*TASK TO CARRY OUT:* Return the records in full, exactly as given.

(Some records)
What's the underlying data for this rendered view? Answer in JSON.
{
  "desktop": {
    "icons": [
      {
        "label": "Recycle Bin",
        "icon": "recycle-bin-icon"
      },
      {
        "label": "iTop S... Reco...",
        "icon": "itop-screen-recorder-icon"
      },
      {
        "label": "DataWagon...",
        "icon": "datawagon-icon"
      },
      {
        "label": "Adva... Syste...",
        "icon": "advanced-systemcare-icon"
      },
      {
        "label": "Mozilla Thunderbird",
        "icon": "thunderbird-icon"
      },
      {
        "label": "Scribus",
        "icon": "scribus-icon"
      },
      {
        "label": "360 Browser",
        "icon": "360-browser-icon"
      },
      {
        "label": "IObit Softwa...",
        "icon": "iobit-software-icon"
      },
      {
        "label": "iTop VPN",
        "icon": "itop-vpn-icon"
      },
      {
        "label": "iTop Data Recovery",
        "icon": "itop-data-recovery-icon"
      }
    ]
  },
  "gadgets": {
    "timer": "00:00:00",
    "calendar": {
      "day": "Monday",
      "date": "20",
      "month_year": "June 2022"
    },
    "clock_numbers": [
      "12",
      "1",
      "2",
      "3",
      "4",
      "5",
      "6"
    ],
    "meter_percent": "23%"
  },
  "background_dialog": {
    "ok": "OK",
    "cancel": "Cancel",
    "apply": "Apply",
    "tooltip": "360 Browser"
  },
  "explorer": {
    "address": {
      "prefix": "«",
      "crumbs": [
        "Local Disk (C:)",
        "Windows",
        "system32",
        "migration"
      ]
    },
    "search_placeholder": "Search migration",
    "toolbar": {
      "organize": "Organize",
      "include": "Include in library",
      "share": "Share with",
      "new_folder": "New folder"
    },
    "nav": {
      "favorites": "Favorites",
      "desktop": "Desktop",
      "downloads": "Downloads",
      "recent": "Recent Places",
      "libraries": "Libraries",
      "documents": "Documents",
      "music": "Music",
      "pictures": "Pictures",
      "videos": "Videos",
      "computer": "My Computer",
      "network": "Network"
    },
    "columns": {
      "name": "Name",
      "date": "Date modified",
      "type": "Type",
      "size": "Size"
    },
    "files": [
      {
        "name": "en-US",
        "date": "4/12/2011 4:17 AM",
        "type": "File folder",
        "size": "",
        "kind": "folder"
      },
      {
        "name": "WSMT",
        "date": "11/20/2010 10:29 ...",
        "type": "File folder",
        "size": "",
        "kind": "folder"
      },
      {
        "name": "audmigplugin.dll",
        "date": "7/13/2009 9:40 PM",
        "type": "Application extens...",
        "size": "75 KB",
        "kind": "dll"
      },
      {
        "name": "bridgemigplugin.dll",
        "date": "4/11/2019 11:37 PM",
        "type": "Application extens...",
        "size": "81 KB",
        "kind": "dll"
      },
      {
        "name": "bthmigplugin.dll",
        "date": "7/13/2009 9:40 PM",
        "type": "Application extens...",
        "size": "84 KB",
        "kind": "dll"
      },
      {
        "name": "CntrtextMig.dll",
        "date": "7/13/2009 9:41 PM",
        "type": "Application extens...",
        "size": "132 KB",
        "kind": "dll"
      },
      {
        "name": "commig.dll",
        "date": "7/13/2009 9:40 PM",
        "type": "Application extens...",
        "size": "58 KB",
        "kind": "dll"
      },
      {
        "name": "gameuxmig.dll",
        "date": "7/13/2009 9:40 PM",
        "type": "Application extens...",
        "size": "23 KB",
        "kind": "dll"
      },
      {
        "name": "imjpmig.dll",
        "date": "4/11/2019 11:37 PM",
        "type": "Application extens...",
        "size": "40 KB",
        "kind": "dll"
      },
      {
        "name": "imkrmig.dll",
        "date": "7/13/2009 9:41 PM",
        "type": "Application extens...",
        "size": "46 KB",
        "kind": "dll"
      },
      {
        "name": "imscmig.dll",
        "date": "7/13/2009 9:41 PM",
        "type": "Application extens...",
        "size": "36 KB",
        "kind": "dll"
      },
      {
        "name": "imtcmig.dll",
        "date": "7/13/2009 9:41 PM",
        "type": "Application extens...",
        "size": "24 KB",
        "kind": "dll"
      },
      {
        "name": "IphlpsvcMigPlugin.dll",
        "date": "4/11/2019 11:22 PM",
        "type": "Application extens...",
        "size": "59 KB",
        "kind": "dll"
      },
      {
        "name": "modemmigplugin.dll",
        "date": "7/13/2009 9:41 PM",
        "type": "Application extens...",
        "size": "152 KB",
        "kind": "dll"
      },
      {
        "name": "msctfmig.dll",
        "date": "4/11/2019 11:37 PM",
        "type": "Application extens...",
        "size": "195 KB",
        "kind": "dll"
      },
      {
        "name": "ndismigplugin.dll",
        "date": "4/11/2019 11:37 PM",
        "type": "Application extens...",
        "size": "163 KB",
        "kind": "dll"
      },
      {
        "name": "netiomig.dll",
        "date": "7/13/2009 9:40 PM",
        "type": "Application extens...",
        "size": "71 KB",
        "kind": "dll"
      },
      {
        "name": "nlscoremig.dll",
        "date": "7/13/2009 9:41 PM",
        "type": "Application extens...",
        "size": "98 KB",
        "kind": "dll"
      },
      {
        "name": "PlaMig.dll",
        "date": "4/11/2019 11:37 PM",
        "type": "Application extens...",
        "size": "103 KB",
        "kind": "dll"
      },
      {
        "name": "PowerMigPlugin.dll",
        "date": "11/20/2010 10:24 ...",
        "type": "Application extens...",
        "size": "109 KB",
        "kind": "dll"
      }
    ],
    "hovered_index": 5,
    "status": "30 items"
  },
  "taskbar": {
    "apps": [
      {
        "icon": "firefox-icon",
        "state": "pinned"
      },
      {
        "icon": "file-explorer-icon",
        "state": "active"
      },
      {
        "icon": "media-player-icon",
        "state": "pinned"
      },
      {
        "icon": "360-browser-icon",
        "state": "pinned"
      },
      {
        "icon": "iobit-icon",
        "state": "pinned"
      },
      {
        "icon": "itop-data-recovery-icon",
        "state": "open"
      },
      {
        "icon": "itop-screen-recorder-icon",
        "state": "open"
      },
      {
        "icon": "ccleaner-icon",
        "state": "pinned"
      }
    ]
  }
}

*ANSWER TO THIS PROBLEM:*
What's the underlying data for this rendered view? Answer in JSON.
{
  "desktop": {
    "icons": [
      {
        "label": "Recycle Bin",
        "icon": "recycle-bin-icon"
      },
      {
        "label": "iTop S... Reco...",
        "icon": "itop-screen-recorder-icon"
      },
      {
        "label": "DataWagon...",
        "icon": "datawagon-icon"
      },
      {
        "label": "Adva... Syste...",
        "icon": "advanced-systemcare-icon"
      },
      {
        "label": "Mozilla Thunderbird",
        "icon": "thunderbird-icon"
      },
      {
        "label": "Scribus",
        "icon": "scribus-icon"
      },
      {
        "label": "360 Browser",
        "icon": "360-browser-icon"
      },
      {
        "label": "IObit Softwa...",
        "icon": "iobit-software-icon"
      },
      {
        "label": "iTop VPN",
        "icon": "itop-vpn-icon"
      },
      {
        "label": "iTop Data Recovery",
        "icon": "itop-data-recovery-icon"
      }
    ]
  },
  "gadgets": {
    "timer": "00:00:00",
    "calendar": {
      "day": "Monday",
      "date": "20",
      "month_year": "June 2022"
    },
    "clock_numbers": [
      "12",
      "1",
      "2",
      "3",
      "4",
      "5",
      "6"
    ],
    "meter_percent": "23%"
  },
  "background_dialog": {
    "ok": "OK",
    "cancel": "Cancel",
    "apply": "Apply",
    "tooltip": "360 Browser"
  },
  "explorer": {
    "address": {
      "prefix": "«",
      "crumbs": [
        "Local Disk (C:)",
        "Windows",
        "system32",
        "migration"
      ]
    },
    "search_placeholder": "Search migration",
    "toolbar": {
      "organize": "Organize",
      "include": "Include in library",
      "share": "Share with",
      "new_folder": "New folder"
    },
    "nav": {
      "favorites": "Favorites",
      "desktop": "Desktop",
      "downloads": "Downloads",
      "recent": "Recent Places",
      "libraries": "Libraries",
      "documents": "Documents",
      "music": "Music",
      "pictures": "Pictures",
      "videos": "Videos",
      "computer": "My Computer",
      "network": "Network"
    },
    "columns": {
      "name": "Name",
      "date": "Date modified",
      "type": "Type",
      "size": "Size"
    },
    "files": [
      {
        "name": "en-US",
        "date": "4/12/2011 4:17 AM",
        "type": "File folder",
        "size": "",
        "kind": "folder"
      },
      {
        "name": "WSMT",
        "date": "11/20/2010 10:29 ...",
        "type": "File folder",
        "size": "",
        "kind": "folder"
      },
      {
        "name": "audmigplugin.dll",
        "date": "7/13/2009 9:40 PM",
        "type": "Application extens...",
        "size": "75 KB",
        "kind": "dll"
      },
      {
        "name": "bridgemigplugin.dll",
        "date": "4/11/2019 11:37 PM",
        "type": "Application extens...",
        "size": "81 KB",
        "kind": "dll"
      },
      {
        "name": "bthmigplugin.dll",
        "date": "7/13/2009 9:40 PM",
        "type": "Application extens...",
        "size": "84 KB",
        "kind": "dll"
      },
      {
        "name": "CntrtextMig.dll",
        "date": "7/13/2009 9:41 PM",
        "type": "Application extens...",
        "size": "132 KB",
        "kind": "dll"
      },
      {
        "name": "commig.dll",
        "date": "7/13/2009 9:40 PM",
        "type": "Application extens...",
        "size": "58 KB",
        "kind": "dll"
      },
      {
        "name": "gameuxmig.dll",
        "date": "7/13/2009 9:40 PM",
        "type": "Application extens...",
        "size": "23 KB",
        "kind": "dll"
      },
      {
        "name": "imjpmig.dll",
        "date": "4/11/2019 11:37 PM",
        "type": "Application extens...",
        "size": "40 KB",
        "kind": "dll"
      },
      {
        "name": "imkrmig.dll",
        "date": "7/13/2009 9:41 PM",
        "type": "Application extens...",
        "size": "46 KB",
        "kind": "dll"
      },
      {
        "name": "imscmig.dll",
        "date": "7/13/2009 9:41 PM",
        "type": "Application extens...",
        "size": "36 KB",
        "kind": "dll"
      },
      {
        "name": "imtcmig.dll",
        "date": "7/13/2009 9:41 PM",
        "type": "Application extens...",
        "size": "24 KB",
        "kind": "dll"
      },
      {
        "name": "IphlpsvcMigPlugin.dll",
        "date": "4/11/2019 11:22 PM",
        "type": "Application extens...",
        "size": "59 KB",
        "kind": "dll"
      },
      {
        "name": "modemmigplugin.dll",
        "date": "7/13/2009 9:41 PM",
        "type": "Application extens...",
        "size": "152 KB",
        "kind": "dll"
      },
      {
        "name": "msctfmig.dll",
        "date": "4/11/2019 11:37 PM",
        "type": "Application extens...",
        "size": "195 KB",
        "kind": "dll"
      },
      {
        "name": "ndismigplugin.dll",
        "date": "4/11/2019 11:37 PM",
        "type": "Application extens...",
        "size": "163 KB",
        "kind": "dll"
      },
      {
        "name": "netiomig.dll",
        "date": "7/13/2009 9:40 PM",
        "type": "Application extens...",
        "size": "71 KB",
        "kind": "dll"
      },
      {
        "name": "nlscoremig.dll",
        "date": "7/13/2009 9:41 PM",
        "type": "Application extens...",
        "size": "98 KB",
        "kind": "dll"
      },
      {
        "name": "PlaMig.dll",
        "date": "4/11/2019 11:37 PM",
        "type": "Application extens...",
        "size": "103 KB",
        "kind": "dll"
      },
      {
        "name": "PowerMigPlugin.dll",
        "date": "11/20/2010 10:24 ...",
        "type": "Application extens...",
        "size": "109 KB",
        "kind": "dll"
      }
    ],
    "hovered_index": 5,
    "status": "30 items"
  },
  "taskbar": {
    "apps": [
      {
        "icon": "firefox-icon",
        "state": "pinned"
      },
      {
        "icon": "file-explorer-icon",
        "state": "active"
      },
      {
        "icon": "media-player-icon",
        "state": "pinned"
      },
      {
        "icon": "360-browser-icon",
        "state": "pinned"
      },
      {
        "icon": "iobit-icon",
        "state": "pinned"
      },
      {
        "icon": "itop-data-recovery-icon",
        "state": "open"
      },
      {
        "icon": "itop-screen-recorder-icon",
        "state": "open"
      },
      {
        "icon": "ccleaner-icon",
        "state": "pinned"
      }
    ]
  }
}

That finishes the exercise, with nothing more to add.